▶ [Required task]:
Set down each line of the data below exactly as it stands, dropping the pictures.

[Data entries]
-- -- --

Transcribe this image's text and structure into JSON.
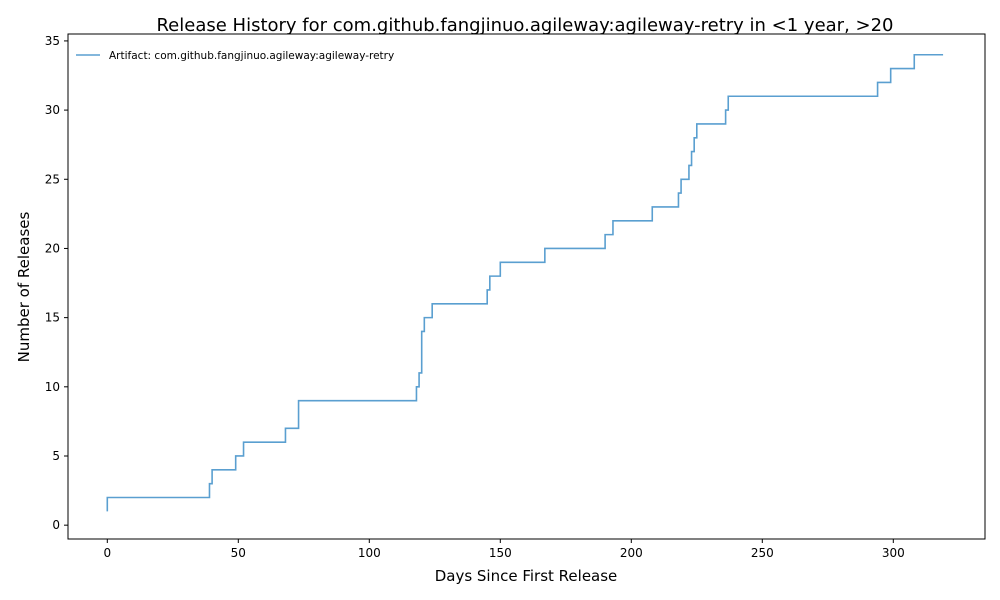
{
  "chart_data": {
    "type": "line",
    "title": "Release History for com.github.fangjinuo.agileway:agileway-retry in <1 year, >20",
    "xlabel": "Days Since First Release",
    "ylabel": "Number of Releases",
    "xlim": [
      -15,
      335
    ],
    "ylim": [
      -1,
      35.5
    ],
    "xticks": [
      0,
      50,
      100,
      150,
      200,
      250,
      300
    ],
    "yticks": [
      0,
      5,
      10,
      15,
      20,
      25,
      30,
      35
    ],
    "grid": false,
    "legend_position": "top-left",
    "step": "post",
    "series": [
      {
        "name": "Artifact: com.github.fangjinuo.agileway:agileway-retry",
        "color": "#5a9fd0",
        "x": [
          0,
          0,
          39,
          40,
          49,
          52,
          68,
          73,
          118,
          119,
          120,
          121,
          124,
          145,
          146,
          150,
          167,
          190,
          193,
          208,
          218,
          219,
          222,
          223,
          224,
          225,
          236,
          237,
          294,
          299,
          308,
          319
        ],
        "y": [
          1,
          2,
          3,
          4,
          5,
          6,
          7,
          9,
          10,
          11,
          14,
          15,
          16,
          17,
          18,
          19,
          20,
          21,
          22,
          23,
          24,
          25,
          26,
          27,
          28,
          29,
          30,
          31,
          32,
          33,
          34,
          34
        ]
      }
    ]
  }
}
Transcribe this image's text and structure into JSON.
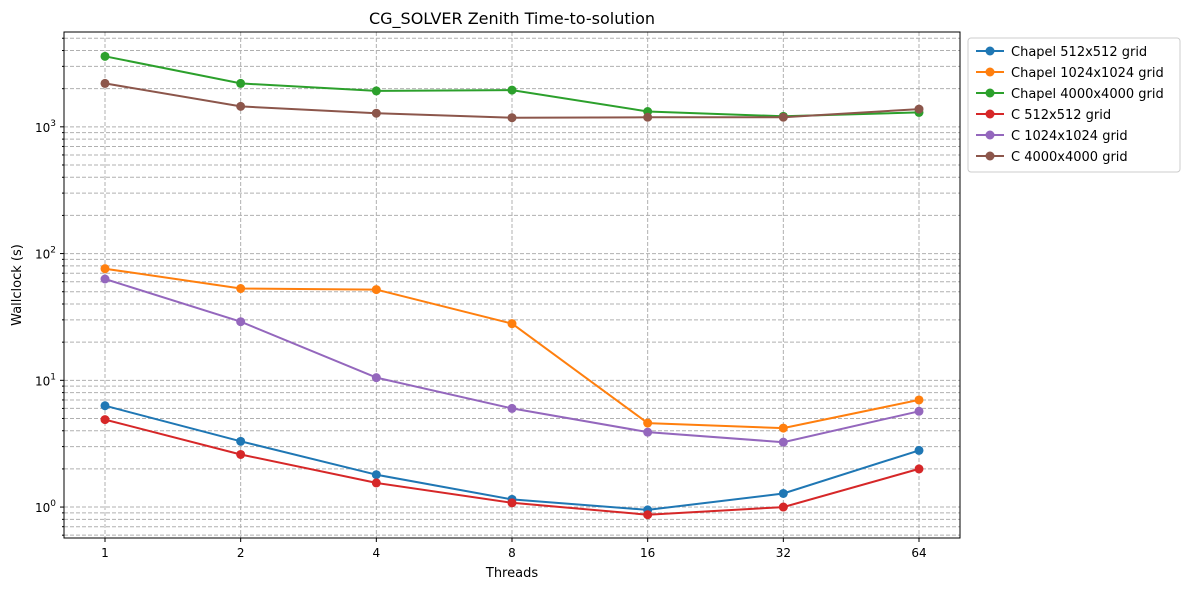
{
  "chart_data": {
    "type": "line",
    "title": "CG_SOLVER Zenith Time-to-solution",
    "xlabel": "Threads",
    "ylabel": "Wallclock (s)",
    "x_scale": "log2",
    "y_scale": "log",
    "x": [
      1,
      2,
      4,
      8,
      16,
      32,
      64
    ],
    "x_tick_labels": [
      "1",
      "2",
      "4",
      "8",
      "16",
      "32",
      "64"
    ],
    "y_tick_major": [
      {
        "value": 1,
        "base": "10",
        "exp": "0"
      },
      {
        "value": 10,
        "base": "10",
        "exp": "1"
      },
      {
        "value": 100,
        "base": "10",
        "exp": "2"
      },
      {
        "value": 1000,
        "base": "10",
        "exp": "3"
      }
    ],
    "ylim": [
      0.57,
      5600
    ],
    "grid": true,
    "legend_position": "outside-top-right",
    "series": [
      {
        "name": "Chapel 512x512 grid",
        "color": "#1f77b4",
        "values": [
          6.3,
          3.3,
          1.8,
          1.15,
          0.95,
          1.28,
          2.8
        ]
      },
      {
        "name": "Chapel 1024x1024 grid",
        "color": "#ff7f0e",
        "values": [
          76,
          53,
          52,
          28,
          4.6,
          4.2,
          7.0
        ]
      },
      {
        "name": "Chapel 4000x4000 grid",
        "color": "#2ca02c",
        "values": [
          3600,
          2200,
          1920,
          1950,
          1320,
          1210,
          1300
        ]
      },
      {
        "name": "C 512x512 grid",
        "color": "#d62728",
        "values": [
          4.9,
          2.6,
          1.55,
          1.08,
          0.87,
          1.0,
          2.0
        ]
      },
      {
        "name": "C 1024x1024 grid",
        "color": "#9467bd",
        "values": [
          63,
          29,
          10.5,
          6.0,
          3.9,
          3.25,
          5.7
        ]
      },
      {
        "name": "C 4000x4000 grid",
        "color": "#8c564b",
        "values": [
          2200,
          1450,
          1280,
          1180,
          1190,
          1190,
          1380
        ]
      }
    ]
  }
}
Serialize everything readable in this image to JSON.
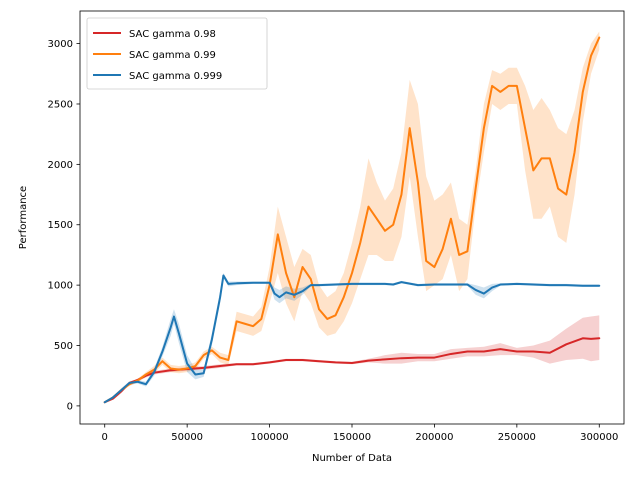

-- -- --

▶ [The output]:
Transcribe this image's text and structure into JSON.
{
  "chart_data": {
    "type": "line",
    "title": "Release History for com.github.fangjinuo.agileway:agileway-retry in <1 year, >20",
    "xlabel": "Days Since First Release",
    "ylabel": "Number of Releases",
    "xlim": [
      -15,
      335
    ],
    "ylim": [
      -1,
      35.5
    ],
    "xticks": [
      0,
      50,
      100,
      150,
      200,
      250,
      300
    ],
    "yticks": [
      0,
      5,
      10,
      15,
      20,
      25,
      30,
      35
    ],
    "grid": false,
    "legend_position": "top-left",
    "step": "post",
    "series": [
      {
        "name": "Artifact: com.github.fangjinuo.agileway:agileway-retry",
        "color": "#5a9fd0",
        "x": [
          0,
          0,
          39,
          40,
          49,
          52,
          68,
          73,
          118,
          119,
          120,
          121,
          124,
          145,
          146,
          150,
          167,
          190,
          193,
          208,
          218,
          219,
          222,
          223,
          224,
          225,
          236,
          237,
          294,
          299,
          308,
          319
        ],
        "y": [
          1,
          2,
          3,
          4,
          5,
          6,
          7,
          9,
          10,
          11,
          14,
          15,
          16,
          17,
          18,
          19,
          20,
          21,
          22,
          23,
          24,
          25,
          26,
          27,
          28,
          29,
          30,
          31,
          32,
          33,
          34,
          34
        ]
      }
    ]
  }
}
Transcribe this image's text and structure into JSON.
{
  "chart_data": {
    "type": "line",
    "title": "CG_SOLVER Zenith Time-to-solution",
    "xlabel": "Threads",
    "ylabel": "Wallclock (s)",
    "x_scale": "log2",
    "y_scale": "log",
    "x": [
      1,
      2,
      4,
      8,
      16,
      32,
      64
    ],
    "x_tick_labels": [
      "1",
      "2",
      "4",
      "8",
      "16",
      "32",
      "64"
    ],
    "y_tick_major": [
      {
        "value": 1,
        "base": "10",
        "exp": "0"
      },
      {
        "value": 10,
        "base": "10",
        "exp": "1"
      },
      {
        "value": 100,
        "base": "10",
        "exp": "2"
      },
      {
        "value": 1000,
        "base": "10",
        "exp": "3"
      }
    ],
    "ylim": [
      0.57,
      5600
    ],
    "grid": true,
    "legend_position": "outside-top-right",
    "series": [
      {
        "name": "Chapel 512x512 grid",
        "color": "#1f77b4",
        "values": [
          6.3,
          3.3,
          1.8,
          1.15,
          0.95,
          1.28,
          2.8
        ]
      },
      {
        "name": "Chapel 1024x1024 grid",
        "color": "#ff7f0e",
        "values": [
          76,
          53,
          52,
          28,
          4.6,
          4.2,
          7.0
        ]
      },
      {
        "name": "Chapel 4000x4000 grid",
        "color": "#2ca02c",
        "values": [
          3600,
          2200,
          1920,
          1950,
          1320,
          1210,
          1300
        ]
      },
      {
        "name": "C 512x512 grid",
        "color": "#d62728",
        "values": [
          4.9,
          2.6,
          1.55,
          1.08,
          0.87,
          1.0,
          2.0
        ]
      },
      {
        "name": "C 1024x1024 grid",
        "color": "#9467bd",
        "values": [
          63,
          29,
          10.5,
          6.0,
          3.9,
          3.25,
          5.7
        ]
      },
      {
        "name": "C 4000x4000 grid",
        "color": "#8c564b",
        "values": [
          2200,
          1450,
          1280,
          1180,
          1190,
          1190,
          1380
        ]
      }
    ]
  }
}
Serialize everything readable in this image to JSON.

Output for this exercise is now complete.